WHAT IS REQUIRED —
Without including any images, reproduce each entry exactly.
>> Start DATA FOR THIS EXERCISE
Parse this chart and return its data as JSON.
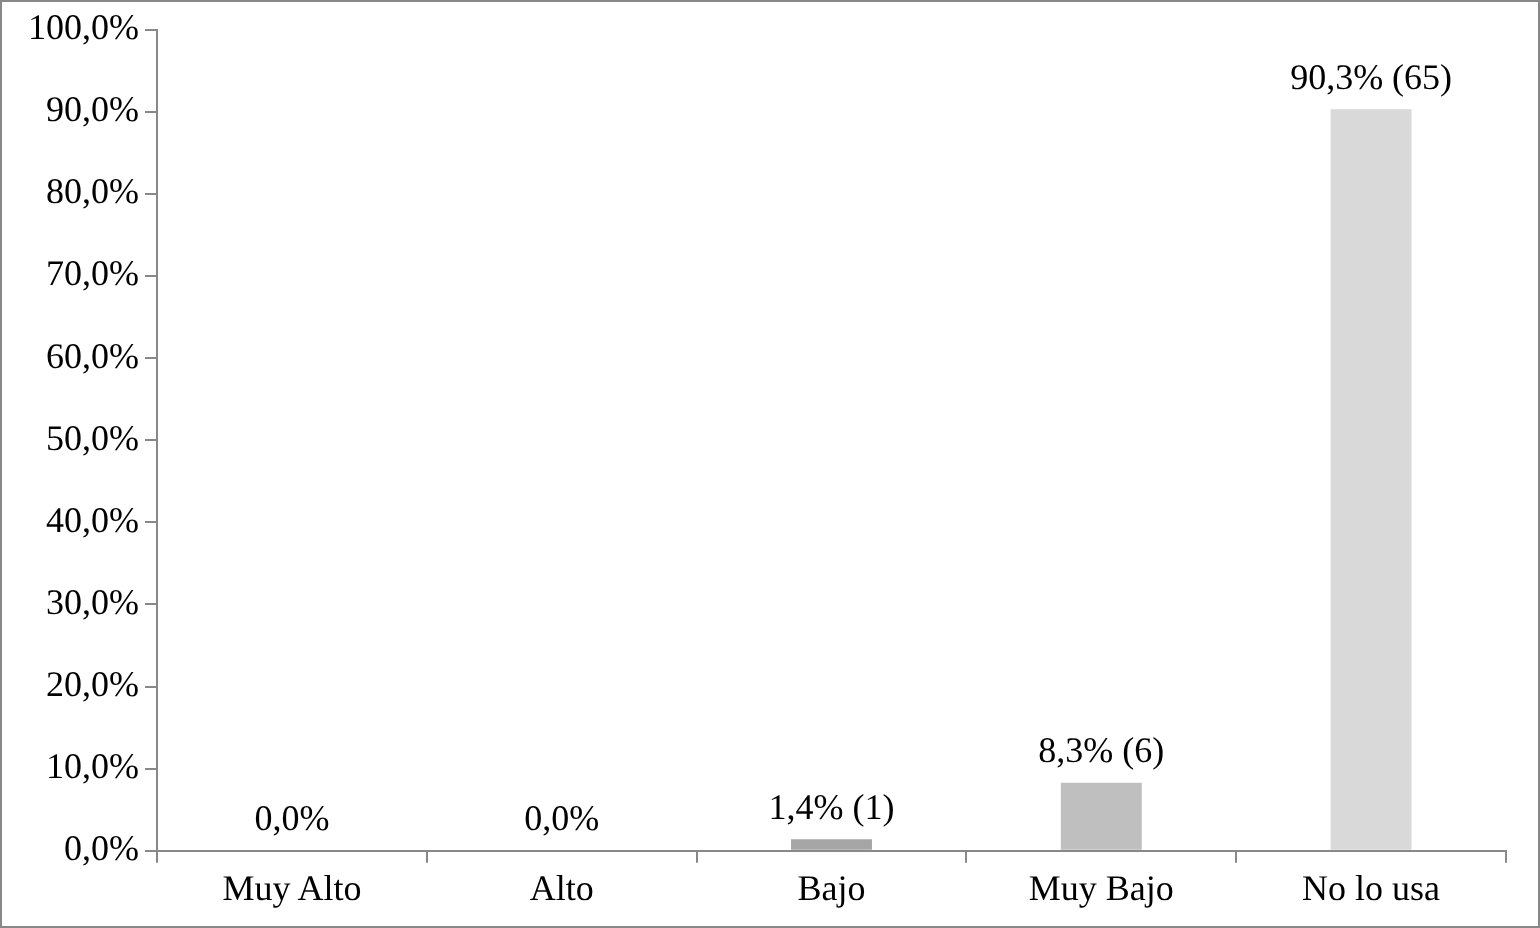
{
  "chart_data": {
    "type": "bar",
    "categories": [
      "Muy Alto",
      "Alto",
      "Bajo",
      "Muy Bajo",
      "No lo usa"
    ],
    "values": [
      0,
      0,
      1.4,
      8.3,
      90.3
    ],
    "colors": [
      "#a6a6a6",
      "#a6a6a6",
      "#a6a6a6",
      "#bfbfbf",
      "#d9d9d9"
    ],
    "value_labels": [
      "0,0%",
      "0,0%",
      "1,4% (1)",
      "8,3% (6)",
      "90,3% (65)"
    ],
    "ylim": [
      0,
      100
    ],
    "yticks": [
      {
        "value": 0,
        "label": "0,0%"
      },
      {
        "value": 10,
        "label": "10,0%"
      },
      {
        "value": 20,
        "label": "20,0%"
      },
      {
        "value": 30,
        "label": "30,0%"
      },
      {
        "value": 40,
        "label": "40,0%"
      },
      {
        "value": 50,
        "label": "50,0%"
      },
      {
        "value": 60,
        "label": "60,0%"
      },
      {
        "value": 70,
        "label": "70,0%"
      },
      {
        "value": 80,
        "label": "80,0%"
      },
      {
        "value": 90,
        "label": "90,0%"
      },
      {
        "value": 100,
        "label": "100,0%"
      }
    ],
    "grid": false,
    "legend": false
  }
}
>> End DATA FOR THIS EXERCISE
TASK SOLUTION —
Parse this chart and return its data as JSON.
{
  "chart_data": {
    "type": "bar",
    "categories": [
      "Muy Alto",
      "Alto",
      "Bajo",
      "Muy Bajo",
      "No lo usa"
    ],
    "values": [
      0,
      0,
      1.4,
      8.3,
      90.3
    ],
    "colors": [
      "#a6a6a6",
      "#a6a6a6",
      "#a6a6a6",
      "#bfbfbf",
      "#d9d9d9"
    ],
    "value_labels": [
      "0,0%",
      "0,0%",
      "1,4% (1)",
      "8,3% (6)",
      "90,3% (65)"
    ],
    "ylim": [
      0,
      100
    ],
    "yticks": [
      {
        "value": 0,
        "label": "0,0%"
      },
      {
        "value": 10,
        "label": "10,0%"
      },
      {
        "value": 20,
        "label": "20,0%"
      },
      {
        "value": 30,
        "label": "30,0%"
      },
      {
        "value": 40,
        "label": "40,0%"
      },
      {
        "value": 50,
        "label": "50,0%"
      },
      {
        "value": 60,
        "label": "60,0%"
      },
      {
        "value": 70,
        "label": "70,0%"
      },
      {
        "value": 80,
        "label": "80,0%"
      },
      {
        "value": 90,
        "label": "90,0%"
      },
      {
        "value": 100,
        "label": "100,0%"
      }
    ],
    "grid": false,
    "legend": false
  }
}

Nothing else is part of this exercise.